:: SET PROBLEM ::
Copy all the entries word for word, but omit the pictures.

:: INPUT MATERIAL ::
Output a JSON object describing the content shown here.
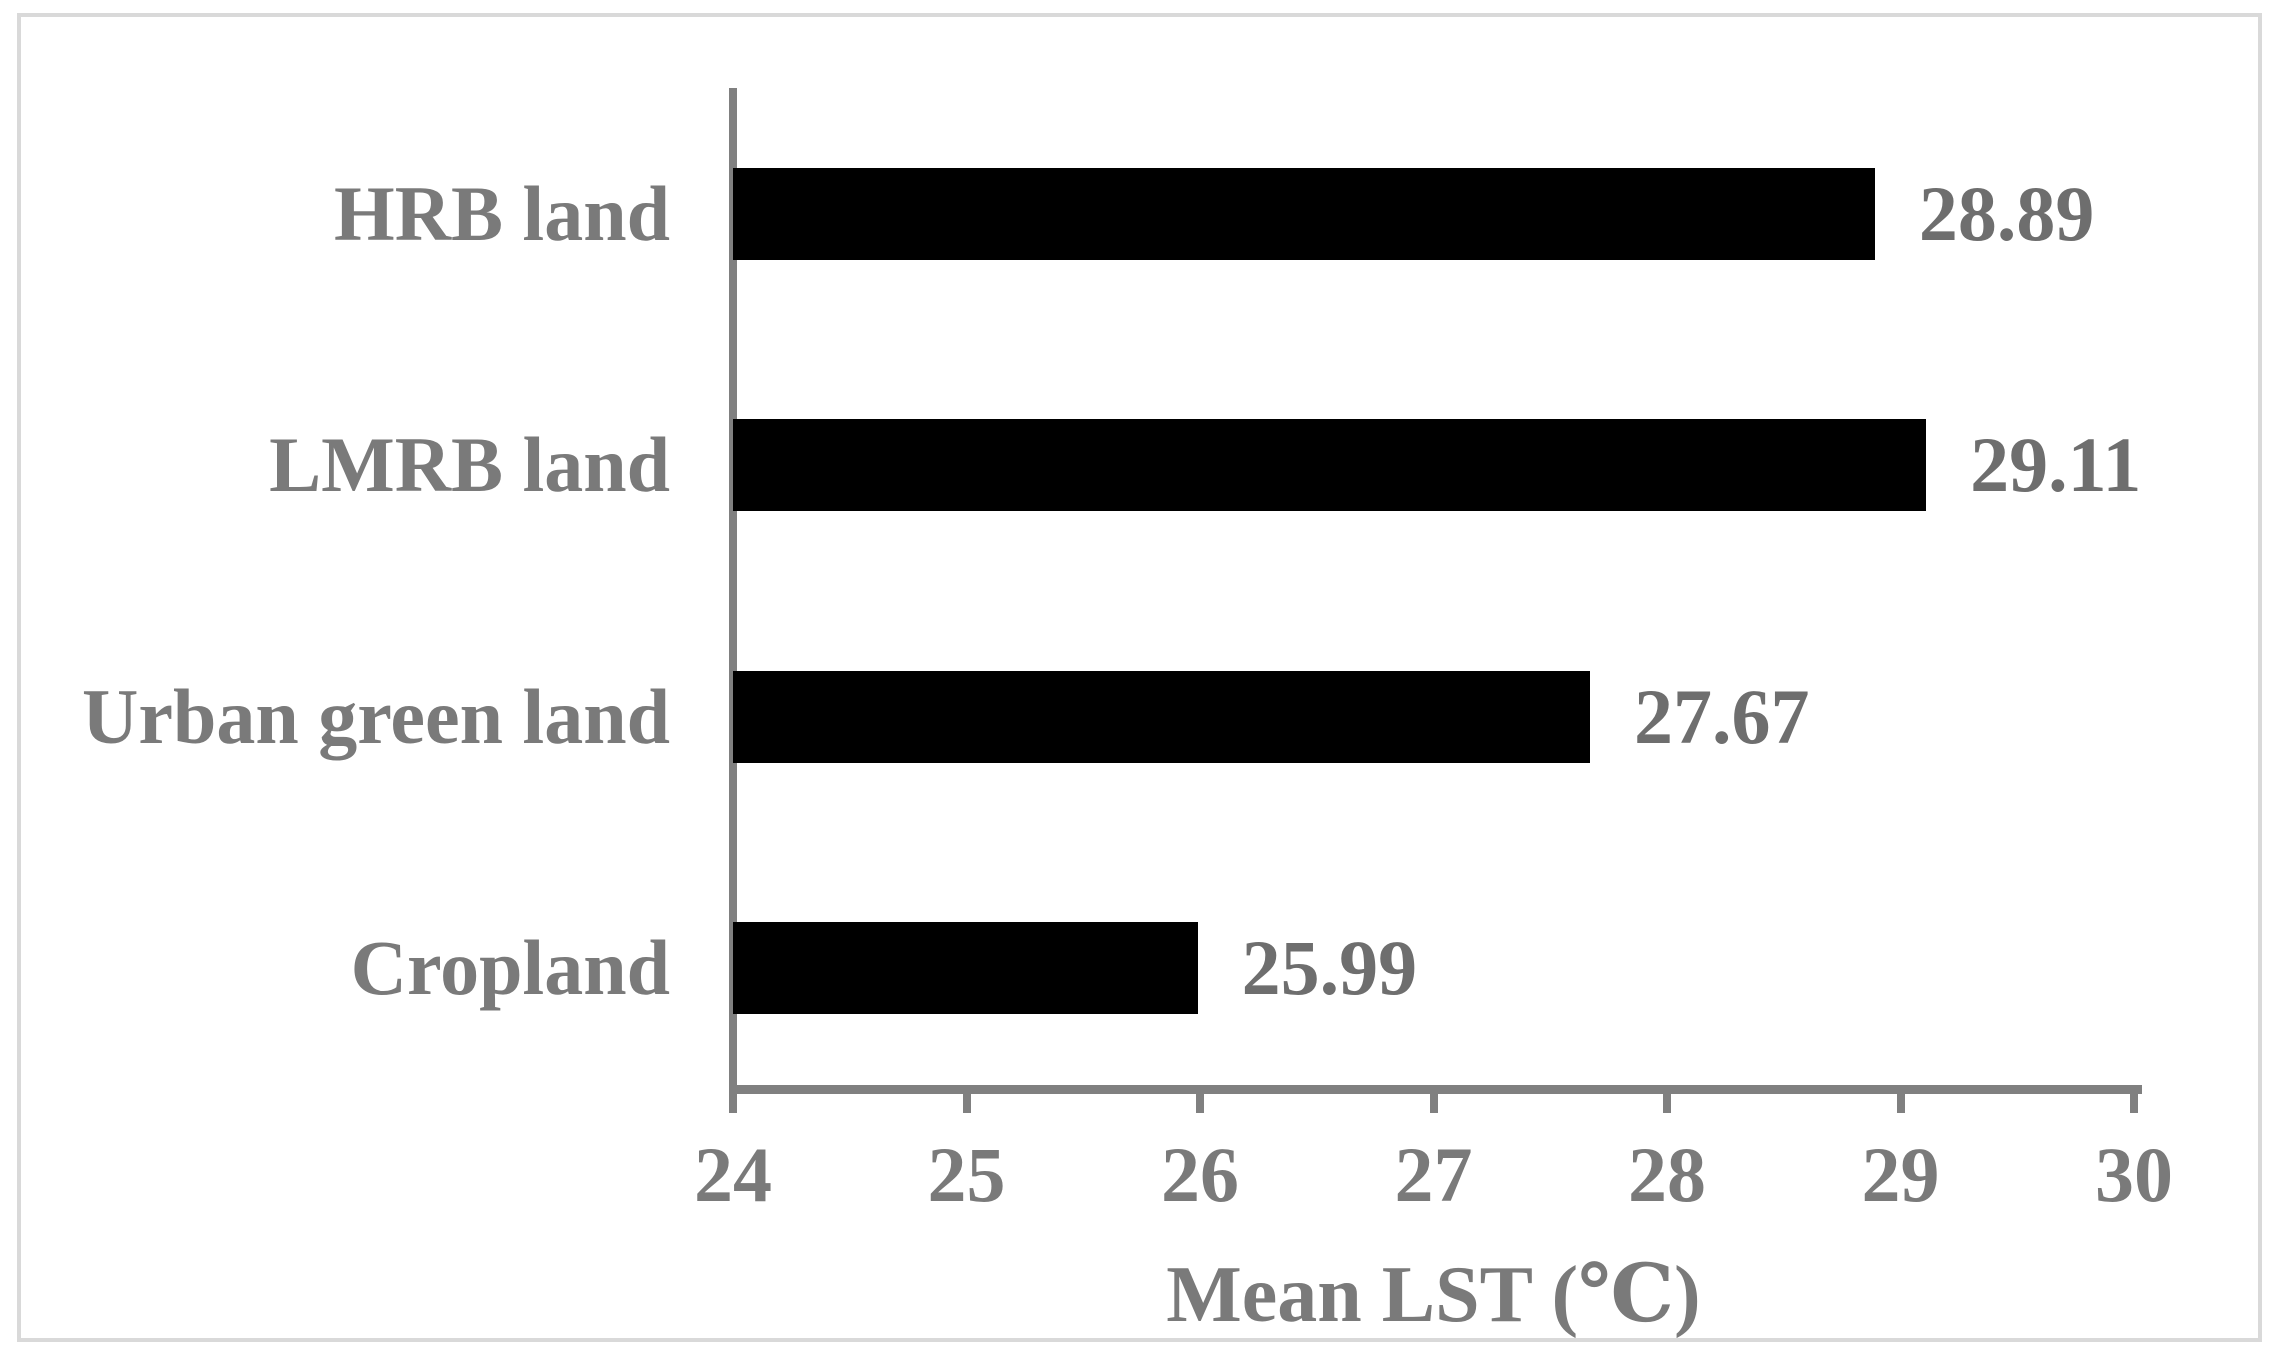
{
  "figure": {
    "background_color": "#ffffff",
    "border_color": "#d9d9d9"
  },
  "chart_data": {
    "type": "bar",
    "orientation": "horizontal",
    "title": "",
    "xlabel": "Mean LST (℃)",
    "ylabel": "",
    "categories": [
      "HRB land",
      "LMRB land",
      "Urban green land",
      "Cropland"
    ],
    "values": [
      28.89,
      29.11,
      27.67,
      25.99
    ],
    "value_labels": [
      "28.89",
      "29.11",
      "27.67",
      "25.99"
    ],
    "xlim": [
      24,
      30
    ],
    "xticks": [
      24,
      25,
      26,
      27,
      28,
      29,
      30
    ],
    "xtick_labels": [
      "24",
      "25",
      "26",
      "27",
      "28",
      "29",
      "30"
    ],
    "bar_color": "#000000",
    "label_text_color": "#7a7a7a",
    "value_text_color": "#6e6e6e",
    "axis_color": "#808080",
    "grid": false,
    "legend_position": "none"
  }
}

:: FINAL RESULT ::
Output a JSON object describing the content shown here.
{
  "figure": {
    "background_color": "#ffffff",
    "border_color": "#d9d9d9"
  },
  "chart_data": {
    "type": "bar",
    "orientation": "horizontal",
    "title": "",
    "xlabel": "Mean LST (℃)",
    "ylabel": "",
    "categories": [
      "HRB land",
      "LMRB land",
      "Urban green land",
      "Cropland"
    ],
    "values": [
      28.89,
      29.11,
      27.67,
      25.99
    ],
    "value_labels": [
      "28.89",
      "29.11",
      "27.67",
      "25.99"
    ],
    "xlim": [
      24,
      30
    ],
    "xticks": [
      24,
      25,
      26,
      27,
      28,
      29,
      30
    ],
    "xtick_labels": [
      "24",
      "25",
      "26",
      "27",
      "28",
      "29",
      "30"
    ],
    "bar_color": "#000000",
    "label_text_color": "#7a7a7a",
    "value_text_color": "#6e6e6e",
    "axis_color": "#808080",
    "grid": false,
    "legend_position": "none"
  }
}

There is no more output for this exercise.